* [The input]
------------

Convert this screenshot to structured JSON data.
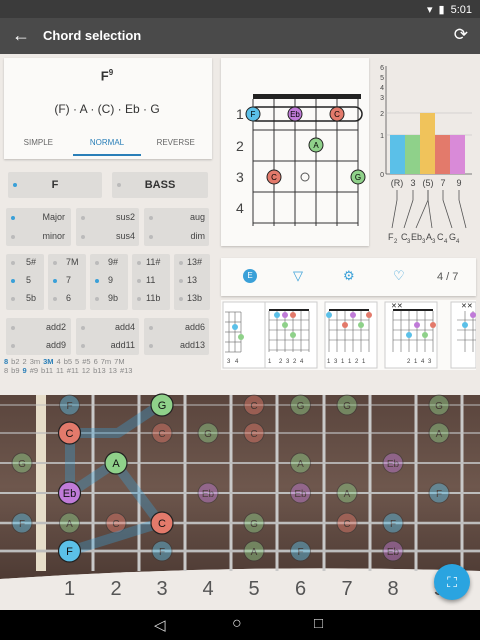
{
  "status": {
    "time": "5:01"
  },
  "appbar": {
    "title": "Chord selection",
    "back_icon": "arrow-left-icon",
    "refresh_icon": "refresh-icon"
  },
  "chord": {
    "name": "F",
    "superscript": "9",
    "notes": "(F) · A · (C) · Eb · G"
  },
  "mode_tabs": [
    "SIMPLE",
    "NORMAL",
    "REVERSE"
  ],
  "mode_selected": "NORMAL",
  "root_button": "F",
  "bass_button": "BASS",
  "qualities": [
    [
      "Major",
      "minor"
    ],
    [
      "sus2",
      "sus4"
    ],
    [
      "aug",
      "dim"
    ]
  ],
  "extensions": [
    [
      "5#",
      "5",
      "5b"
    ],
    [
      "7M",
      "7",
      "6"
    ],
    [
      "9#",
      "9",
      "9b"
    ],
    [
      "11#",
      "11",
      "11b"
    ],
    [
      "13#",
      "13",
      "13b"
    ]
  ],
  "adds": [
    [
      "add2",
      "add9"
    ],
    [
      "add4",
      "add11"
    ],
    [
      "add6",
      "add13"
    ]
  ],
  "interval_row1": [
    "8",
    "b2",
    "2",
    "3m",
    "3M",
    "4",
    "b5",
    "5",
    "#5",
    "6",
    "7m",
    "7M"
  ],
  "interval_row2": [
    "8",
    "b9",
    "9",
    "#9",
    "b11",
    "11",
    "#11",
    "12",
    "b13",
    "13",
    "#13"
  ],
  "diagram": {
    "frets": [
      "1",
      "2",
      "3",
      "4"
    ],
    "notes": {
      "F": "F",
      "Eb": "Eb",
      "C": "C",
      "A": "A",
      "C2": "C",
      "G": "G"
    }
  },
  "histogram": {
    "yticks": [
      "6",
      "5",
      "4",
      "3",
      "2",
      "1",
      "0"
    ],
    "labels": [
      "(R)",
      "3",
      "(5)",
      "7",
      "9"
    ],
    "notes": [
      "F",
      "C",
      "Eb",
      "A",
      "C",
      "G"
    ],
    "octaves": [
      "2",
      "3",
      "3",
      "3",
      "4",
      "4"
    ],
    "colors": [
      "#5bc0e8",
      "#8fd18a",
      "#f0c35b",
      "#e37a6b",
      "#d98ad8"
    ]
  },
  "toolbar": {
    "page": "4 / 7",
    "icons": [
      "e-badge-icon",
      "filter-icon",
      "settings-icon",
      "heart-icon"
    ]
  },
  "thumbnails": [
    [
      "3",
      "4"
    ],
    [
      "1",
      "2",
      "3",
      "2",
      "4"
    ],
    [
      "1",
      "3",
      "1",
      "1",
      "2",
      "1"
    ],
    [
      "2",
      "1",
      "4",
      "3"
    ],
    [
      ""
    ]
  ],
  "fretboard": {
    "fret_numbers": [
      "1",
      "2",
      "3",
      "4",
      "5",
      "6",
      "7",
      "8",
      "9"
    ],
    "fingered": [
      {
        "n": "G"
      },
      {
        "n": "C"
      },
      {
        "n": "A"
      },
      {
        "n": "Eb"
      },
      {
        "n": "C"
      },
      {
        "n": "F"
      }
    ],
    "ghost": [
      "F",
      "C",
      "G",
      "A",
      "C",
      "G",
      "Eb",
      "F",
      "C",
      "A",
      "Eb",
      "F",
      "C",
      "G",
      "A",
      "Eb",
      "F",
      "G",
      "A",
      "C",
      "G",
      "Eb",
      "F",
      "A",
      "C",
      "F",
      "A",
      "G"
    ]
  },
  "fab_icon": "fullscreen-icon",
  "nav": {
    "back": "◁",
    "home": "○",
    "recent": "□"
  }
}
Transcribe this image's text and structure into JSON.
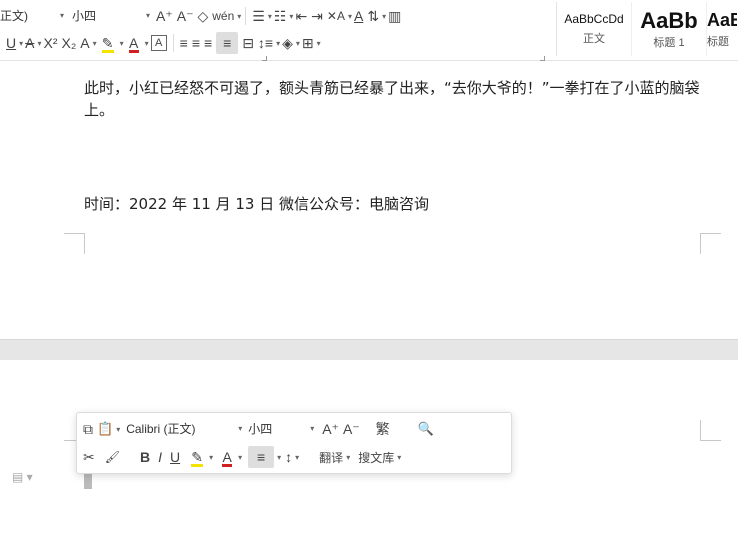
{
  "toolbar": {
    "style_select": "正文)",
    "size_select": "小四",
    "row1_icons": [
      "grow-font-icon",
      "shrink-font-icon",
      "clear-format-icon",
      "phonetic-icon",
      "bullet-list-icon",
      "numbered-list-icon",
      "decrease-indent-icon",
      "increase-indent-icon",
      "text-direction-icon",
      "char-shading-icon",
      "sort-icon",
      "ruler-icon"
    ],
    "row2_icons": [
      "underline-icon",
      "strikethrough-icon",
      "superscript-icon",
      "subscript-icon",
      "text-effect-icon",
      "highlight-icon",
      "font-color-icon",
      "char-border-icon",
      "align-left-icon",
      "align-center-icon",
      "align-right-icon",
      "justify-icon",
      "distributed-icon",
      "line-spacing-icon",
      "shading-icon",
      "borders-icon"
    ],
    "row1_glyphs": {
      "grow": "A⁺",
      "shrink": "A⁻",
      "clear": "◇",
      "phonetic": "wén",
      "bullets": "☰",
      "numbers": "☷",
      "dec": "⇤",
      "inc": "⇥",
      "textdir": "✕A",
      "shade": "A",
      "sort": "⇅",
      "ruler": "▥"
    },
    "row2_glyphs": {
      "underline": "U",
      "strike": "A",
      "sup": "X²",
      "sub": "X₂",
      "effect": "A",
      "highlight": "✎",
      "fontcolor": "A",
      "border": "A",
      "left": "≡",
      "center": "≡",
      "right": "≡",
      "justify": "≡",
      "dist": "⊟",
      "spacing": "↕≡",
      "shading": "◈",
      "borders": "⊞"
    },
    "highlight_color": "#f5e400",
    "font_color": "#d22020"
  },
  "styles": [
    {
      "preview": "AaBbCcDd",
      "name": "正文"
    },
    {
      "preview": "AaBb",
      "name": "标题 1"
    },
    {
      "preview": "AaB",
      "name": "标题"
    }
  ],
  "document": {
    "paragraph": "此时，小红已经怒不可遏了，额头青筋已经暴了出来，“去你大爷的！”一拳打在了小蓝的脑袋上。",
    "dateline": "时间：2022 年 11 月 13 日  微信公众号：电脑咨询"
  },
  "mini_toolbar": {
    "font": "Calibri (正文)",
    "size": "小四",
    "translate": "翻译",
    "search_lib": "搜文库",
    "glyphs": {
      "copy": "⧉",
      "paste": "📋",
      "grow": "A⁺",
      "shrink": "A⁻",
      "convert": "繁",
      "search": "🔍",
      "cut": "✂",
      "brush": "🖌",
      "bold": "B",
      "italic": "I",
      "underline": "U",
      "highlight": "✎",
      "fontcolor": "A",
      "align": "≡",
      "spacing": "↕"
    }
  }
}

------------

* [What you have to do] Your task is to reproduce all of the material exactly. The pictures stay out.

* [Exercise solution]
Convert this screenshot to structured JSON data.
{
  "status": {
    "time": "5:01"
  },
  "appbar": {
    "title": "Chord selection",
    "back_icon": "arrow-left-icon",
    "refresh_icon": "refresh-icon"
  },
  "chord": {
    "name": "F",
    "superscript": "9",
    "notes": "(F) · A · (C) · Eb · G"
  },
  "mode_tabs": [
    "SIMPLE",
    "NORMAL",
    "REVERSE"
  ],
  "mode_selected": "NORMAL",
  "root_button": "F",
  "bass_button": "BASS",
  "qualities": [
    [
      "Major",
      "minor"
    ],
    [
      "sus2",
      "sus4"
    ],
    [
      "aug",
      "dim"
    ]
  ],
  "extensions": [
    [
      "5#",
      "5",
      "5b"
    ],
    [
      "7M",
      "7",
      "6"
    ],
    [
      "9#",
      "9",
      "9b"
    ],
    [
      "11#",
      "11",
      "11b"
    ],
    [
      "13#",
      "13",
      "13b"
    ]
  ],
  "adds": [
    [
      "add2",
      "add9"
    ],
    [
      "add4",
      "add11"
    ],
    [
      "add6",
      "add13"
    ]
  ],
  "interval_row1": [
    "8",
    "b2",
    "2",
    "3m",
    "3M",
    "4",
    "b5",
    "5",
    "#5",
    "6",
    "7m",
    "7M"
  ],
  "interval_row2": [
    "8",
    "b9",
    "9",
    "#9",
    "b11",
    "11",
    "#11",
    "12",
    "b13",
    "13",
    "#13"
  ],
  "diagram": {
    "frets": [
      "1",
      "2",
      "3",
      "4"
    ],
    "notes": {
      "F": "F",
      "Eb": "Eb",
      "C": "C",
      "A": "A",
      "C2": "C",
      "G": "G"
    }
  },
  "histogram": {
    "yticks": [
      "6",
      "5",
      "4",
      "3",
      "2",
      "1",
      "0"
    ],
    "labels": [
      "(R)",
      "3",
      "(5)",
      "7",
      "9"
    ],
    "notes": [
      "F",
      "C",
      "Eb",
      "A",
      "C",
      "G"
    ],
    "octaves": [
      "2",
      "3",
      "3",
      "3",
      "4",
      "4"
    ],
    "colors": [
      "#5bc0e8",
      "#8fd18a",
      "#f0c35b",
      "#e37a6b",
      "#d98ad8"
    ]
  },
  "toolbar": {
    "page": "4 / 7",
    "icons": [
      "e-badge-icon",
      "filter-icon",
      "settings-icon",
      "heart-icon"
    ]
  },
  "thumbnails": [
    [
      "3",
      "4"
    ],
    [
      "1",
      "2",
      "3",
      "2",
      "4"
    ],
    [
      "1",
      "3",
      "1",
      "1",
      "2",
      "1"
    ],
    [
      "2",
      "1",
      "4",
      "3"
    ],
    [
      ""
    ]
  ],
  "fretboard": {
    "fret_numbers": [
      "1",
      "2",
      "3",
      "4",
      "5",
      "6",
      "7",
      "8",
      "9"
    ],
    "fingered": [
      {
        "n": "G"
      },
      {
        "n": "C"
      },
      {
        "n": "A"
      },
      {
        "n": "Eb"
      },
      {
        "n": "C"
      },
      {
        "n": "F"
      }
    ],
    "ghost": [
      "F",
      "C",
      "G",
      "A",
      "C",
      "G",
      "Eb",
      "F",
      "C",
      "A",
      "Eb",
      "F",
      "C",
      "G",
      "A",
      "Eb",
      "F",
      "G",
      "A",
      "C",
      "G",
      "Eb",
      "F",
      "A",
      "C",
      "F",
      "A",
      "G"
    ]
  },
  "fab_icon": "fullscreen-icon",
  "nav": {
    "back": "◁",
    "home": "○",
    "recent": "□"
  }
}
Transcribe this image's text and structure into JSON.
{
  "toolbar": {
    "style_select": "正文)",
    "size_select": "小四",
    "row1_icons": [
      "grow-font-icon",
      "shrink-font-icon",
      "clear-format-icon",
      "phonetic-icon",
      "bullet-list-icon",
      "numbered-list-icon",
      "decrease-indent-icon",
      "increase-indent-icon",
      "text-direction-icon",
      "char-shading-icon",
      "sort-icon",
      "ruler-icon"
    ],
    "row2_icons": [
      "underline-icon",
      "strikethrough-icon",
      "superscript-icon",
      "subscript-icon",
      "text-effect-icon",
      "highlight-icon",
      "font-color-icon",
      "char-border-icon",
      "align-left-icon",
      "align-center-icon",
      "align-right-icon",
      "justify-icon",
      "distributed-icon",
      "line-spacing-icon",
      "shading-icon",
      "borders-icon"
    ],
    "row1_glyphs": {
      "grow": "A⁺",
      "shrink": "A⁻",
      "clear": "◇",
      "phonetic": "wén",
      "bullets": "☰",
      "numbers": "☷",
      "dec": "⇤",
      "inc": "⇥",
      "textdir": "✕A",
      "shade": "A",
      "sort": "⇅",
      "ruler": "▥"
    },
    "row2_glyphs": {
      "underline": "U",
      "strike": "A",
      "sup": "X²",
      "sub": "X₂",
      "effect": "A",
      "highlight": "✎",
      "fontcolor": "A",
      "border": "A",
      "left": "≡",
      "center": "≡",
      "right": "≡",
      "justify": "≡",
      "dist": "⊟",
      "spacing": "↕≡",
      "shading": "◈",
      "borders": "⊞"
    },
    "highlight_color": "#f5e400",
    "font_color": "#d22020"
  },
  "styles": [
    {
      "preview": "AaBbCcDd",
      "name": "正文"
    },
    {
      "preview": "AaBb",
      "name": "标题 1"
    },
    {
      "preview": "AaB",
      "name": "标题"
    }
  ],
  "document": {
    "paragraph": "此时，小红已经怒不可遏了，额头青筋已经暴了出来，“去你大爷的！”一拳打在了小蓝的脑袋上。",
    "dateline": "时间：2022 年 11 月 13 日  微信公众号：电脑咨询"
  },
  "mini_toolbar": {
    "font": "Calibri (正文)",
    "size": "小四",
    "translate": "翻译",
    "search_lib": "搜文库",
    "glyphs": {
      "copy": "⧉",
      "paste": "📋",
      "grow": "A⁺",
      "shrink": "A⁻",
      "convert": "繁",
      "search": "🔍",
      "cut": "✂",
      "brush": "🖌",
      "bold": "B",
      "italic": "I",
      "underline": "U",
      "highlight": "✎",
      "fontcolor": "A",
      "align": "≡",
      "spacing": "↕"
    }
  }
}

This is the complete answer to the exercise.